EXERCISE OBJECTIVE
Write out the listing below from the line containing "Extract all readable text from this page." to its last line, unaltered, ends included.

EXERCISE INPUTS
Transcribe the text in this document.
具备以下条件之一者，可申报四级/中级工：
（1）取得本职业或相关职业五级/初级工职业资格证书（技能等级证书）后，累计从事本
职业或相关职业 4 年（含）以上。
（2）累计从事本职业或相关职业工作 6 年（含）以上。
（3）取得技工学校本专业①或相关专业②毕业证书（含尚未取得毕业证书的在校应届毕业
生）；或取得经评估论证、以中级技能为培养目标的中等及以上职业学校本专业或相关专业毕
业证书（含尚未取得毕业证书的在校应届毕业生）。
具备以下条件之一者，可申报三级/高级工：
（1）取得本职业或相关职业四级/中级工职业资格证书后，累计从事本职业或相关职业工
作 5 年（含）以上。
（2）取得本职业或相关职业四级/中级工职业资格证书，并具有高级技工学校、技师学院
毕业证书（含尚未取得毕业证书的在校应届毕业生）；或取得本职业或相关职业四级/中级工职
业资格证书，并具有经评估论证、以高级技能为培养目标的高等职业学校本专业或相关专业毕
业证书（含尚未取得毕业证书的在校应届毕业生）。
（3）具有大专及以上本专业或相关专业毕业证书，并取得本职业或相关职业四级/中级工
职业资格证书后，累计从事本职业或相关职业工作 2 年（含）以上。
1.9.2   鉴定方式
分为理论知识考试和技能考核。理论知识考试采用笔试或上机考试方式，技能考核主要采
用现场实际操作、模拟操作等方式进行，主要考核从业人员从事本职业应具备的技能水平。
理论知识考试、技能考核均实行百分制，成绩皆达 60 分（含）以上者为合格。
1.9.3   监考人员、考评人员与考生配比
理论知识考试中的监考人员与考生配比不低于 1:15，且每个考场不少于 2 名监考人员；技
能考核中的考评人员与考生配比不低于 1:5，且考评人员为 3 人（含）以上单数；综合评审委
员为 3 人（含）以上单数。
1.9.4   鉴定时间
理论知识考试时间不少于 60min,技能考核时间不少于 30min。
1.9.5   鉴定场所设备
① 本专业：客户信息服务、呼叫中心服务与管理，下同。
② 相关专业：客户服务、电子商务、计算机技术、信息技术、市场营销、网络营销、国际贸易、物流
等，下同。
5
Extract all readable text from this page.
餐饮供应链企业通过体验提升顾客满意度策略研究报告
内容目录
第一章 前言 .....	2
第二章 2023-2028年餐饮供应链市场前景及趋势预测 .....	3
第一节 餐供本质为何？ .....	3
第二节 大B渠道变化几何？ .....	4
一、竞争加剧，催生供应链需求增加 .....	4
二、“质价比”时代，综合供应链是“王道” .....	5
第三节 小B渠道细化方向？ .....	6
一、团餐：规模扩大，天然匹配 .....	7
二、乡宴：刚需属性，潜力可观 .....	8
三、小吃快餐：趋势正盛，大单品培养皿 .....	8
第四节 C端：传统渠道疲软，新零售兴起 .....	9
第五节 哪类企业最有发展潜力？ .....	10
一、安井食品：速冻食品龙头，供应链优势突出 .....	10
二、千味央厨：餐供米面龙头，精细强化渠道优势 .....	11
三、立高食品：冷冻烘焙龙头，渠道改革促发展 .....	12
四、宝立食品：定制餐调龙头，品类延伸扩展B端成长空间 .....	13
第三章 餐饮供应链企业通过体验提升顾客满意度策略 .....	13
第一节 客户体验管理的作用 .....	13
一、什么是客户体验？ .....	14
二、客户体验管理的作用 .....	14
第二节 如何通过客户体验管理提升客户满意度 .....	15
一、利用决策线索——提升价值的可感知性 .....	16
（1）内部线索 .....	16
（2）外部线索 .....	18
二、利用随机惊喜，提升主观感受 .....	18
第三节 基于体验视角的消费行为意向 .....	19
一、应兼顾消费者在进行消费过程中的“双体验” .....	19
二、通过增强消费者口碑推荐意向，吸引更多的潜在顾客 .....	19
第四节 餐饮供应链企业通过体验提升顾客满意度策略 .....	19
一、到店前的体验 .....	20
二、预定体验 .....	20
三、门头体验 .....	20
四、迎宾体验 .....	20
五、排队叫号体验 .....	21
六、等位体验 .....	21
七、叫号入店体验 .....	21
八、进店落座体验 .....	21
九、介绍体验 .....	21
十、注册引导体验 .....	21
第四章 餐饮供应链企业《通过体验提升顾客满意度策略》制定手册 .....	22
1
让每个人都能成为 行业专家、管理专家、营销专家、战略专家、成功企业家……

OUTPUT BELOW
Extract all readable text from this page.
餐饮供应链企业通过体验提升顾客满意度策略研究报告
内容目录
第一章 前言 .....	2
第二章 2023-2028年餐饮供应链市场前景及趋势预测 .....	3
第一节 餐供本质为何？ .....	3
第二节 大B渠道变化几何？ .....	4
一、竞争加剧，催生供应链需求增加 .....	4
二、“质价比”时代，综合供应链是“王道” .....	5
第三节 小B渠道细化方向？ .....	6
一、团餐：规模扩大，天然匹配 .....	7
二、乡宴：刚需属性，潜力可观 .....	8
三、小吃快餐：趋势正盛，大单品培养皿 .....	8
第四节 C端：传统渠道疲软，新零售兴起 .....	9
第五节 哪类企业最有发展潜力？ .....	10
一、安井食品：速冻食品龙头，供应链优势突出 .....	10
二、千味央厨：餐供米面龙头，精细强化渠道优势 .....	11
三、立高食品：冷冻烘焙龙头，渠道改革促发展 .....	12
四、宝立食品：定制餐调龙头，品类延伸扩展B端成长空间 .....	13
第三章 餐饮供应链企业通过体验提升顾客满意度策略 .....	13
第一节 客户体验管理的作用 .....	13
一、什么是客户体验？ .....	14
二、客户体验管理的作用 .....	14
第二节 如何通过客户体验管理提升客户满意度 .....	15
一、利用决策线索——提升价值的可感知性 .....	16
（1）内部线索 .....	16
（2）外部线索 .....	18
二、利用随机惊喜，提升主观感受 .....	18
第三节 基于体验视角的消费行为意向 .....	19
一、应兼顾消费者在进行消费过程中的“双体验” .....	19
二、通过增强消费者口碑推荐意向，吸引更多的潜在顾客 .....	19
第四节 餐饮供应链企业通过体验提升顾客满意度策略 .....	19
一、到店前的体验 .....	20
二、预定体验 .....	20
三、门头体验 .....	20
四、迎宾体验 .....	20
五、排队叫号体验 .....	21
六、等位体验 .....	21
七、叫号入店体验 .....	21
八、进店落座体验 .....	21
九、介绍体验 .....	21
十、注册引导体验 .....	21
第四章 餐饮供应链企业《通过体验提升顾客满意度策略》制定手册 .....	22
1
让每个人都能成为 行业专家、管理专家、营销专家、战略专家、成功企业家……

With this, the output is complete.